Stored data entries
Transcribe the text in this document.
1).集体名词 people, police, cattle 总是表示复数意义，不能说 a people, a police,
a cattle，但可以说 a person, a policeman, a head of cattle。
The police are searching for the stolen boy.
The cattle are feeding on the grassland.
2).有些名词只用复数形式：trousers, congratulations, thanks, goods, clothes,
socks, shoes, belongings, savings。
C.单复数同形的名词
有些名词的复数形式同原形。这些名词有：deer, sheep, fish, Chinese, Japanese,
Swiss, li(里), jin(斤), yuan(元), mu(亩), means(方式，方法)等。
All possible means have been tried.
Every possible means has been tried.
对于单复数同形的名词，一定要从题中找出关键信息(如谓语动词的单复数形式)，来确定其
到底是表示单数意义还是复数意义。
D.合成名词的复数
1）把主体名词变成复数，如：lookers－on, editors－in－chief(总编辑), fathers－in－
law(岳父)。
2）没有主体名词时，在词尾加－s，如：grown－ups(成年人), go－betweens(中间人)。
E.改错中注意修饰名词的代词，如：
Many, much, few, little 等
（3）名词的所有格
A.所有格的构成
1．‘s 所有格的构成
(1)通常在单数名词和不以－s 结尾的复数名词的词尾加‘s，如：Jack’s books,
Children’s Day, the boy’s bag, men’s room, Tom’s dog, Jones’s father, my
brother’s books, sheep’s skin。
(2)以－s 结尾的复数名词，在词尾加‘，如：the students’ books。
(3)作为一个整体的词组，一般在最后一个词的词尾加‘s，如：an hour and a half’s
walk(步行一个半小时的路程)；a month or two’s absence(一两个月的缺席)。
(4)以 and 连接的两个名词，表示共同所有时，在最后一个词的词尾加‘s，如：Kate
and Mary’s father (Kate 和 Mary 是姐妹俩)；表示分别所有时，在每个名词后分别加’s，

> _Given task_
Return all of the entries exactly as they were supplied.

> _Answer to the problem_
Transcribe the text in this document.
1).集体名词 people, police, cattle 总是表示复数意义，不能说 a people, a police,
a cattle，但可以说 a person, a policeman, a head of cattle。
The police are searching for the stolen boy.
The cattle are feeding on the grassland.
2).有些名词只用复数形式：trousers, congratulations, thanks, goods, clothes,
socks, shoes, belongings, savings。
C.单复数同形的名词
有些名词的复数形式同原形。这些名词有：deer, sheep, fish, Chinese, Japanese,
Swiss, li(里), jin(斤), yuan(元), mu(亩), means(方式，方法)等。
All possible means have been tried.
Every possible means has been tried.
对于单复数同形的名词，一定要从题中找出关键信息(如谓语动词的单复数形式)，来确定其
到底是表示单数意义还是复数意义。
D.合成名词的复数
1）把主体名词变成复数，如：lookers－on, editors－in－chief(总编辑), fathers－in－
law(岳父)。
2）没有主体名词时，在词尾加－s，如：grown－ups(成年人), go－betweens(中间人)。
E.改错中注意修饰名词的代词，如：
Many, much, few, little 等
（3）名词的所有格
A.所有格的构成
1．‘s 所有格的构成
(1)通常在单数名词和不以－s 结尾的复数名词的词尾加‘s，如：Jack’s books,
Children’s Day, the boy’s bag, men’s room, Tom’s dog, Jones’s father, my
brother’s books, sheep’s skin。
(2)以－s 结尾的复数名词，在词尾加‘，如：the students’ books。
(3)作为一个整体的词组，一般在最后一个词的词尾加‘s，如：an hour and a half’s
walk(步行一个半小时的路程)；a month or two’s absence(一两个月的缺席)。
(4)以 and 连接的两个名词，表示共同所有时，在最后一个词的词尾加‘s，如：Kate
and Mary’s father (Kate 和 Mary 是姐妹俩)；表示分别所有时，在每个名词后分别加’s，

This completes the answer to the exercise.